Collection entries
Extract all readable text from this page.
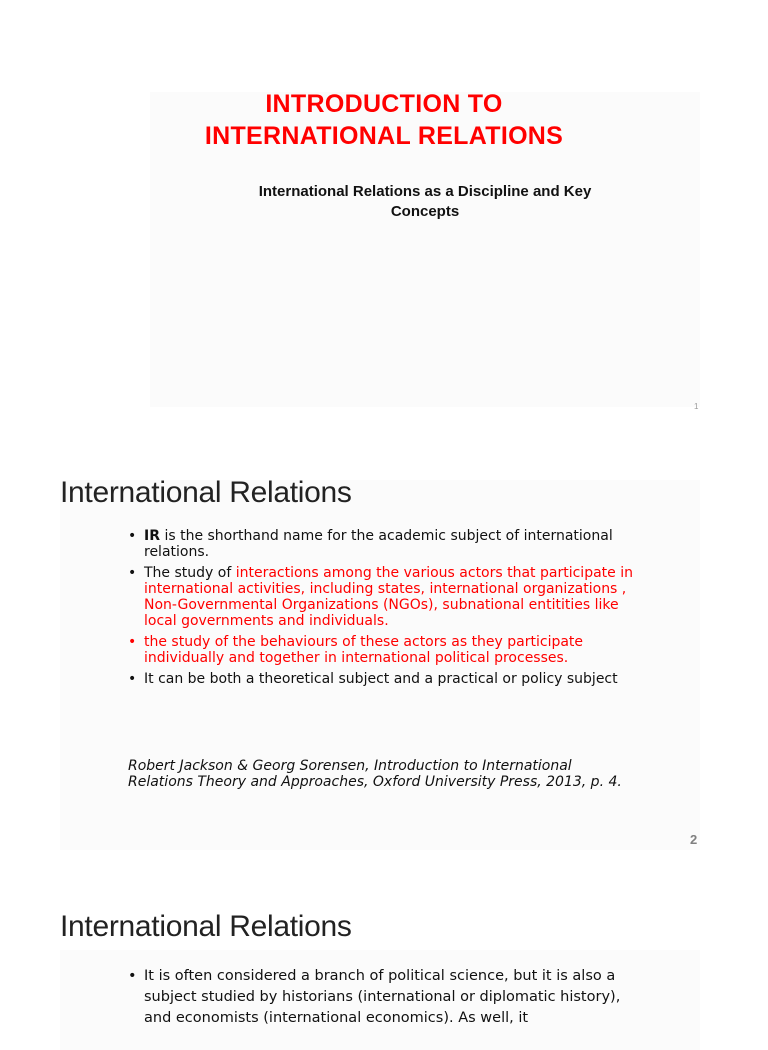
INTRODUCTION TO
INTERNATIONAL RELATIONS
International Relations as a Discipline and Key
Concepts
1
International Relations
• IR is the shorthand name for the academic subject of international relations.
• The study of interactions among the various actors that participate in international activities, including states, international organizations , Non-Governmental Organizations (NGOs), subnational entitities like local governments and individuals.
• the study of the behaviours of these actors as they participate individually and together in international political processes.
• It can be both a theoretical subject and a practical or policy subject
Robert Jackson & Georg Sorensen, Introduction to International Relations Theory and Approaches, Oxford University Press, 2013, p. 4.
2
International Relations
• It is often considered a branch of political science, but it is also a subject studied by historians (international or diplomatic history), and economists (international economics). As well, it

--

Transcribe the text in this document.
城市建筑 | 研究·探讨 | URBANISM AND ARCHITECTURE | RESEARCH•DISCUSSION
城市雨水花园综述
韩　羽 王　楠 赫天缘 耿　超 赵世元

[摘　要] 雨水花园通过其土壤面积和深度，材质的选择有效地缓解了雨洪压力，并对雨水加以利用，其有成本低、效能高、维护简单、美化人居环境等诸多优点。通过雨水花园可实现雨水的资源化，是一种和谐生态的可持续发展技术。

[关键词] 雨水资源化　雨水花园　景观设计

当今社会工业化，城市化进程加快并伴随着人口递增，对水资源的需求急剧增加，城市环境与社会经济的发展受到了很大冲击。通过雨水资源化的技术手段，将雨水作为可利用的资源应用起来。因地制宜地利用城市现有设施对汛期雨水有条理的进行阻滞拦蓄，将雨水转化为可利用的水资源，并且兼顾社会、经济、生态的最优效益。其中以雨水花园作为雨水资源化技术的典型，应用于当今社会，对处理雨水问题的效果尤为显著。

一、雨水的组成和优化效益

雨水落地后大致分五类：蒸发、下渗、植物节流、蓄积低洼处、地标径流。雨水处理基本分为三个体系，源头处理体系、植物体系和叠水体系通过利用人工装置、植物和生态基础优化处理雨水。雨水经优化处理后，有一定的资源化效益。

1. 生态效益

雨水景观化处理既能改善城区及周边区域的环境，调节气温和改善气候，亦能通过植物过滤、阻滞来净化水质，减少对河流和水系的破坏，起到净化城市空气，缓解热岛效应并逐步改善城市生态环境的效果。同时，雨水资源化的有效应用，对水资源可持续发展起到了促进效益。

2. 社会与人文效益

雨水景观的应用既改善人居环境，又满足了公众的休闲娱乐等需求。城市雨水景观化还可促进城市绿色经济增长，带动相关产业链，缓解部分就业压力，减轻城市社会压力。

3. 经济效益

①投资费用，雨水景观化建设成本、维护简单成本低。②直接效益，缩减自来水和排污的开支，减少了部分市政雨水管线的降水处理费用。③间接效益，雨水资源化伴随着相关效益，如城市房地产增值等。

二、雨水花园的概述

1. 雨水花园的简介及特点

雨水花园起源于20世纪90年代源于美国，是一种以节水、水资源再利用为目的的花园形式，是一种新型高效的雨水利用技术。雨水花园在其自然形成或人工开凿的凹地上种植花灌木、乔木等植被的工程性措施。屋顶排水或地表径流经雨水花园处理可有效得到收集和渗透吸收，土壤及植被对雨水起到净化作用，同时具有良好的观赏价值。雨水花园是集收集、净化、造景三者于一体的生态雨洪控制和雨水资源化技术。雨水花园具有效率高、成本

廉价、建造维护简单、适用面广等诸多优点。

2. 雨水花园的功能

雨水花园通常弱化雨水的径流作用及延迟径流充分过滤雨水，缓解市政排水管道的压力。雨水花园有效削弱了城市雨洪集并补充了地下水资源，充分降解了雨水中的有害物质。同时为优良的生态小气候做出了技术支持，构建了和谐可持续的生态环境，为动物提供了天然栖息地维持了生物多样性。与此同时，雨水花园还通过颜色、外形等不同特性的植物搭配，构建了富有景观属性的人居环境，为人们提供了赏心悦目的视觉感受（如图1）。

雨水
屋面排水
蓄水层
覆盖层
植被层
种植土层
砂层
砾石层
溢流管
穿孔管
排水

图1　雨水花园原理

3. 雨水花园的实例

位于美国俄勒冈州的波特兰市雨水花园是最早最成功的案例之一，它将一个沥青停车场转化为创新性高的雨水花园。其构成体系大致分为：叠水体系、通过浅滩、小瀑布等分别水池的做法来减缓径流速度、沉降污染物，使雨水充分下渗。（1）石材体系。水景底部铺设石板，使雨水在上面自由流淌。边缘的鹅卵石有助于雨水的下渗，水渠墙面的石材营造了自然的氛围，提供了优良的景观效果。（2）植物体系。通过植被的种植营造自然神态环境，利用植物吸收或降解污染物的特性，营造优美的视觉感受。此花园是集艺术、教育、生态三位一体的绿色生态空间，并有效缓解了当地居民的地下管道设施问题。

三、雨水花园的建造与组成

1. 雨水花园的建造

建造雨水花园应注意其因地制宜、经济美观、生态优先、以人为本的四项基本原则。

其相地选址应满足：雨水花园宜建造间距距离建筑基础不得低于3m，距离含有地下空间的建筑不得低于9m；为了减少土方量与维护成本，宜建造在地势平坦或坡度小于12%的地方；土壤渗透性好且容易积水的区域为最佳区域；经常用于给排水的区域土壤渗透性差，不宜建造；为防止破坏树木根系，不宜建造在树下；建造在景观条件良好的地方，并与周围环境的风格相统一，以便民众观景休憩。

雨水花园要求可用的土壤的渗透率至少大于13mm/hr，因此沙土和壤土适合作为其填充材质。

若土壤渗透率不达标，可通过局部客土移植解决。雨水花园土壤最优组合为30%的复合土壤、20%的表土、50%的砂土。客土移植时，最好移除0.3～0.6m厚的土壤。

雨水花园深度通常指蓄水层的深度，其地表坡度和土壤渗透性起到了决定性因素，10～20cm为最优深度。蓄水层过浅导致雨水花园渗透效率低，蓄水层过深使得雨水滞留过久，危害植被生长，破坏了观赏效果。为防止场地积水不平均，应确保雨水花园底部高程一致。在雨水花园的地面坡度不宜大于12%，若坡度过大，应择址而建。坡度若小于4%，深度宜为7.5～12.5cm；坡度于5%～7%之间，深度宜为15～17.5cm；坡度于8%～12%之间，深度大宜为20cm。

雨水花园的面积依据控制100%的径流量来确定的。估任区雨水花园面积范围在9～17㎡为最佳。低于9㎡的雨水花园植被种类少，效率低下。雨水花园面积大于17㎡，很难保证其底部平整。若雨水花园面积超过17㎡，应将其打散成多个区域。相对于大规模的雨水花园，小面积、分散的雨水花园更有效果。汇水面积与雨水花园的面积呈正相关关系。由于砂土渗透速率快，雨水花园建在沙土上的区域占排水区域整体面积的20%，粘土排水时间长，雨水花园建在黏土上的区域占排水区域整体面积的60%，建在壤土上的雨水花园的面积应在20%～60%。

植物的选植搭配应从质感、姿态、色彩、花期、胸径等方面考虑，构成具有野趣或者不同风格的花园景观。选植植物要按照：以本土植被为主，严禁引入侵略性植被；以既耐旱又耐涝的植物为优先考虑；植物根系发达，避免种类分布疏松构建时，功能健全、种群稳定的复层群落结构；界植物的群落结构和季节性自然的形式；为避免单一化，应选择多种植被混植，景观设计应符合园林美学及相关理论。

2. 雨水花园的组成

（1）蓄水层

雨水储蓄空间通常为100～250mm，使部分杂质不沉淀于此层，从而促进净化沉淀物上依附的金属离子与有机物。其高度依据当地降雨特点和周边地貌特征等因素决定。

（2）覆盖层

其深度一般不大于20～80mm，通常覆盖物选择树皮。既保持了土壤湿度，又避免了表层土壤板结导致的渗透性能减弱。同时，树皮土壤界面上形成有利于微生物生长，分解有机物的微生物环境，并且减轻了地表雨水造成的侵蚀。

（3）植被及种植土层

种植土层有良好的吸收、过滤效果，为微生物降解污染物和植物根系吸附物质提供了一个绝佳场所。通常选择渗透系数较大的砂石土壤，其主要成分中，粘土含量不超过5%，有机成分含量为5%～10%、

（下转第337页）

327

§ What is being asked: Filter the data, keeping only the lines that contain "political".

§ Solution:
• the study of the behaviours of these actors as they participate individually and together in international political processes.
• It is often considered a branch of political science, but it is also a subject studied by historians (international or diplomatic history), and economists (international economics). As well, it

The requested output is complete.